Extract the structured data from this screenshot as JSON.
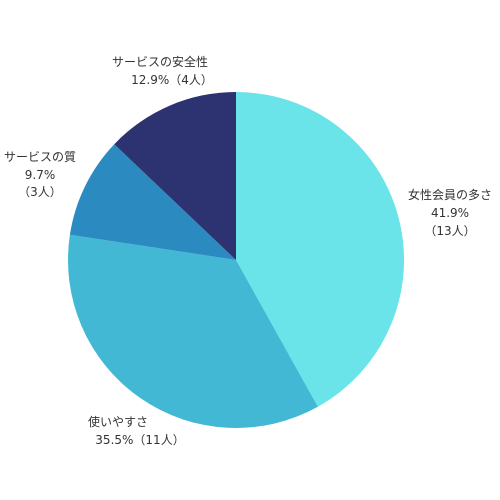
{
  "chart_data": {
    "type": "pie",
    "categories": [
      "女性会員の多さ",
      "使いやすさ",
      "サービスの質",
      "サービスの安全性"
    ],
    "values": [
      41.9,
      35.5,
      9.7,
      12.9
    ],
    "value_labels": [
      "41.9%",
      "35.5%",
      "9.7%",
      "12.9%"
    ],
    "count_labels": [
      "（13人）",
      "（11人）",
      "（3人）",
      "（4人）"
    ],
    "colors": [
      "#6ae4e8",
      "#42b8d4",
      "#2b8ac0",
      "#2d3270"
    ]
  }
}
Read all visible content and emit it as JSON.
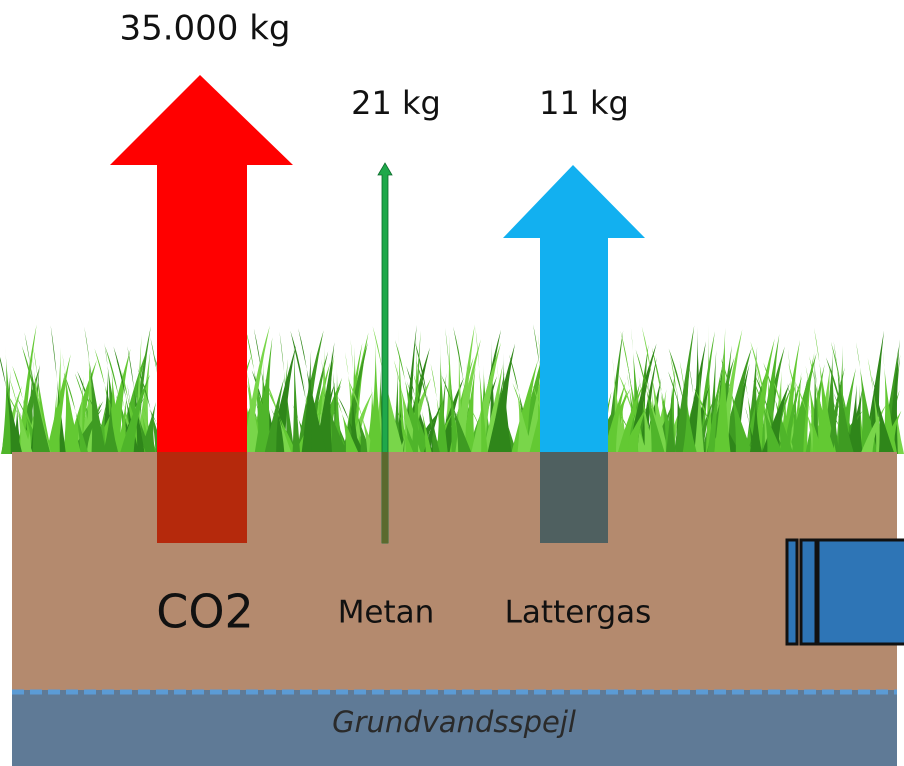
{
  "arrows": [
    {
      "label": "CO2",
      "amount": "35.000 kg"
    },
    {
      "label": "Metan",
      "amount": "21 kg"
    },
    {
      "label": "Lattergas",
      "amount": "11 kg"
    }
  ],
  "groundwater": "Grundvandsspejl"
}
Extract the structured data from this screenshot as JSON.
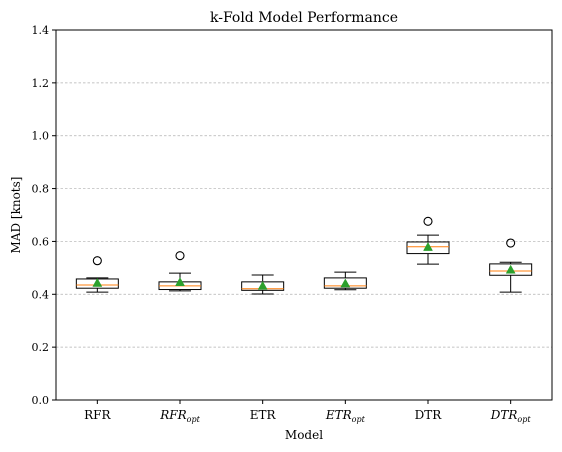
{
  "chart_data": {
    "type": "box",
    "title": "k-Fold Model Performance",
    "xlabel": "Model",
    "ylabel": "MAD [knots]",
    "ylim": [
      0.0,
      1.4
    ],
    "yticks": [
      "0.0",
      "0.2",
      "0.4",
      "0.6",
      "0.8",
      "1.0",
      "1.2",
      "1.4"
    ],
    "grid": "y-dashed",
    "categories": [
      {
        "label": "RFR",
        "sub": "",
        "italic": false
      },
      {
        "label": "RFR",
        "sub": "opt",
        "italic": true
      },
      {
        "label": "ETR",
        "sub": "",
        "italic": false
      },
      {
        "label": "ETR",
        "sub": "opt",
        "italic": true
      },
      {
        "label": "DTR",
        "sub": "",
        "italic": false
      },
      {
        "label": "DTR",
        "sub": "opt",
        "italic": true
      }
    ],
    "boxes": [
      {
        "whislo": 0.408,
        "q1": 0.423,
        "med": 0.435,
        "q3": 0.458,
        "whishi": 0.462,
        "mean": 0.443,
        "fliers": [
          0.527
        ]
      },
      {
        "whislo": 0.413,
        "q1": 0.418,
        "med": 0.432,
        "q3": 0.447,
        "whishi": 0.48,
        "mean": 0.446,
        "fliers": [
          0.546
        ]
      },
      {
        "whislo": 0.401,
        "q1": 0.415,
        "med": 0.421,
        "q3": 0.447,
        "whishi": 0.473,
        "mean": 0.432,
        "fliers": []
      },
      {
        "whislo": 0.417,
        "q1": 0.423,
        "med": 0.432,
        "q3": 0.462,
        "whishi": 0.484,
        "mean": 0.441,
        "fliers": []
      },
      {
        "whislo": 0.514,
        "q1": 0.554,
        "med": 0.58,
        "q3": 0.598,
        "whishi": 0.624,
        "mean": 0.579,
        "fliers": [
          0.676
        ]
      },
      {
        "whislo": 0.408,
        "q1": 0.472,
        "med": 0.488,
        "q3": 0.515,
        "whishi": 0.521,
        "mean": 0.493,
        "fliers": [
          0.594
        ]
      }
    ],
    "colors": {
      "box": "#000000",
      "median": "#ff7f0e",
      "mean": "#2ca02c",
      "flier": "#000000",
      "grid": "#b0b0b0"
    }
  }
}
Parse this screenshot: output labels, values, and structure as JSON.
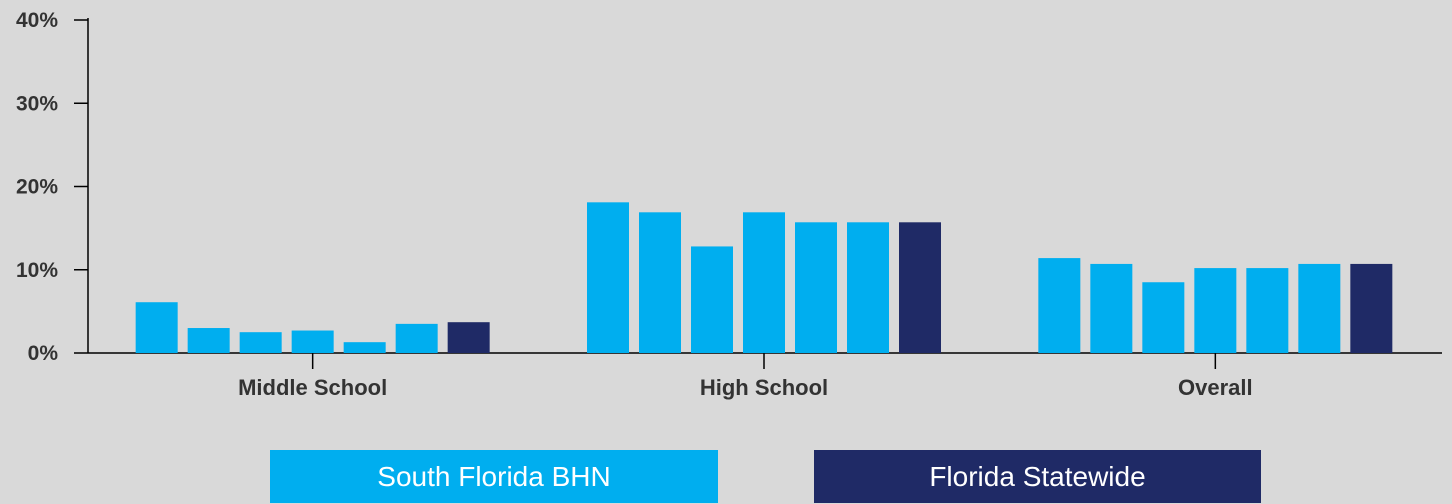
{
  "chart_data": {
    "type": "bar",
    "categories": [
      "Middle School",
      "High School",
      "Overall"
    ],
    "series": [
      {
        "name": "South Florida BHN",
        "color": "#00aeef",
        "values": [
          6.1,
          18.1,
          11.4
        ]
      },
      {
        "name": "",
        "color": "#00aeef",
        "values": [
          3.0,
          16.9,
          10.7
        ]
      },
      {
        "name": "",
        "color": "#00aeef",
        "values": [
          2.5,
          12.8,
          8.5
        ]
      },
      {
        "name": "",
        "color": "#00aeef",
        "values": [
          2.7,
          16.9,
          10.2
        ]
      },
      {
        "name": "",
        "color": "#00aeef",
        "values": [
          1.3,
          15.7,
          10.2
        ]
      },
      {
        "name": "",
        "color": "#00aeef",
        "values": [
          3.5,
          15.7,
          10.7
        ]
      },
      {
        "name": "Florida Statewide",
        "color": "#1f2a66",
        "values": [
          3.7,
          15.7,
          10.7
        ]
      }
    ],
    "first_series_values_high_school_note": "",
    "ylim": [
      0,
      40
    ],
    "yticks": [
      "0%",
      "10%",
      "20%",
      "30%",
      "40%"
    ],
    "legend": [
      {
        "label": "South Florida BHN",
        "color": "#00aeef"
      },
      {
        "label": "Florida Statewide",
        "color": "#1f2a66"
      }
    ],
    "legend_position": "bottom"
  }
}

# Exercise
Give the entries again without a single change, but with no pictures.

# Solution
Extract the structured data from this screenshot as JSON.
{
  "chart_data": {
    "type": "pie",
    "categories": [
      "女性会員の多さ",
      "使いやすさ",
      "サービスの質",
      "サービスの安全性"
    ],
    "values": [
      41.9,
      35.5,
      9.7,
      12.9
    ],
    "value_labels": [
      "41.9%",
      "35.5%",
      "9.7%",
      "12.9%"
    ],
    "count_labels": [
      "（13人）",
      "（11人）",
      "（3人）",
      "（4人）"
    ],
    "colors": [
      "#6ae4e8",
      "#42b8d4",
      "#2b8ac0",
      "#2d3270"
    ]
  }
}
Read all visible content and emit it as JSON.
{
  "arrows": [
    {
      "label": "CO2",
      "amount": "35.000 kg"
    },
    {
      "label": "Metan",
      "amount": "21 kg"
    },
    {
      "label": "Lattergas",
      "amount": "11 kg"
    }
  ],
  "groundwater": "Grundvandsspejl"
}
Extract the structured data from this screenshot as JSON.
{
  "chart_data": {
    "type": "box",
    "title": "k-Fold Model Performance",
    "xlabel": "Model",
    "ylabel": "MAD [knots]",
    "ylim": [
      0.0,
      1.4
    ],
    "yticks": [
      "0.0",
      "0.2",
      "0.4",
      "0.6",
      "0.8",
      "1.0",
      "1.2",
      "1.4"
    ],
    "grid": "y-dashed",
    "categories": [
      {
        "label": "RFR",
        "sub": "",
        "italic": false
      },
      {
        "label": "RFR",
        "sub": "opt",
        "italic": true
      },
      {
        "label": "ETR",
        "sub": "",
        "italic": false
      },
      {
        "label": "ETR",
        "sub": "opt",
        "italic": true
      },
      {
        "label": "DTR",
        "sub": "",
        "italic": false
      },
      {
        "label": "DTR",
        "sub": "opt",
        "italic": true
      }
    ],
    "boxes": [
      {
        "whislo": 0.408,
        "q1": 0.423,
        "med": 0.435,
        "q3": 0.458,
        "whishi": 0.462,
        "mean": 0.443,
        "fliers": [
          0.527
        ]
      },
      {
        "whislo": 0.413,
        "q1": 0.418,
        "med": 0.432,
        "q3": 0.447,
        "whishi": 0.48,
        "mean": 0.446,
        "fliers": [
          0.546
        ]
      },
      {
        "whislo": 0.401,
        "q1": 0.415,
        "med": 0.421,
        "q3": 0.447,
        "whishi": 0.473,
        "mean": 0.432,
        "fliers": []
      },
      {
        "whislo": 0.417,
        "q1": 0.423,
        "med": 0.432,
        "q3": 0.462,
        "whishi": 0.484,
        "mean": 0.441,
        "fliers": []
      },
      {
        "whislo": 0.514,
        "q1": 0.554,
        "med": 0.58,
        "q3": 0.598,
        "whishi": 0.624,
        "mean": 0.579,
        "fliers": [
          0.676
        ]
      },
      {
        "whislo": 0.408,
        "q1": 0.472,
        "med": 0.488,
        "q3": 0.515,
        "whishi": 0.521,
        "mean": 0.493,
        "fliers": [
          0.594
        ]
      }
    ],
    "colors": {
      "box": "#000000",
      "median": "#ff7f0e",
      "mean": "#2ca02c",
      "flier": "#000000",
      "grid": "#b0b0b0"
    }
  }
}
Parse this screenshot: output labels, values, and structure as JSON.
{
  "chart_data": {
    "type": "bar",
    "categories": [
      "Middle School",
      "High School",
      "Overall"
    ],
    "series": [
      {
        "name": "South Florida BHN",
        "color": "#00aeef",
        "values": [
          6.1,
          18.1,
          11.4
        ]
      },
      {
        "name": "",
        "color": "#00aeef",
        "values": [
          3.0,
          16.9,
          10.7
        ]
      },
      {
        "name": "",
        "color": "#00aeef",
        "values": [
          2.5,
          12.8,
          8.5
        ]
      },
      {
        "name": "",
        "color": "#00aeef",
        "values": [
          2.7,
          16.9,
          10.2
        ]
      },
      {
        "name": "",
        "color": "#00aeef",
        "values": [
          1.3,
          15.7,
          10.2
        ]
      },
      {
        "name": "",
        "color": "#00aeef",
        "values": [
          3.5,
          15.7,
          10.7
        ]
      },
      {
        "name": "Florida Statewide",
        "color": "#1f2a66",
        "values": [
          3.7,
          15.7,
          10.7
        ]
      }
    ],
    "first_series_values_high_school_note": "",
    "ylim": [
      0,
      40
    ],
    "yticks": [
      "0%",
      "10%",
      "20%",
      "30%",
      "40%"
    ],
    "legend": [
      {
        "label": "South Florida BHN",
        "color": "#00aeef"
      },
      {
        "label": "Florida Statewide",
        "color": "#1f2a66"
      }
    ],
    "legend_position": "bottom"
  }
}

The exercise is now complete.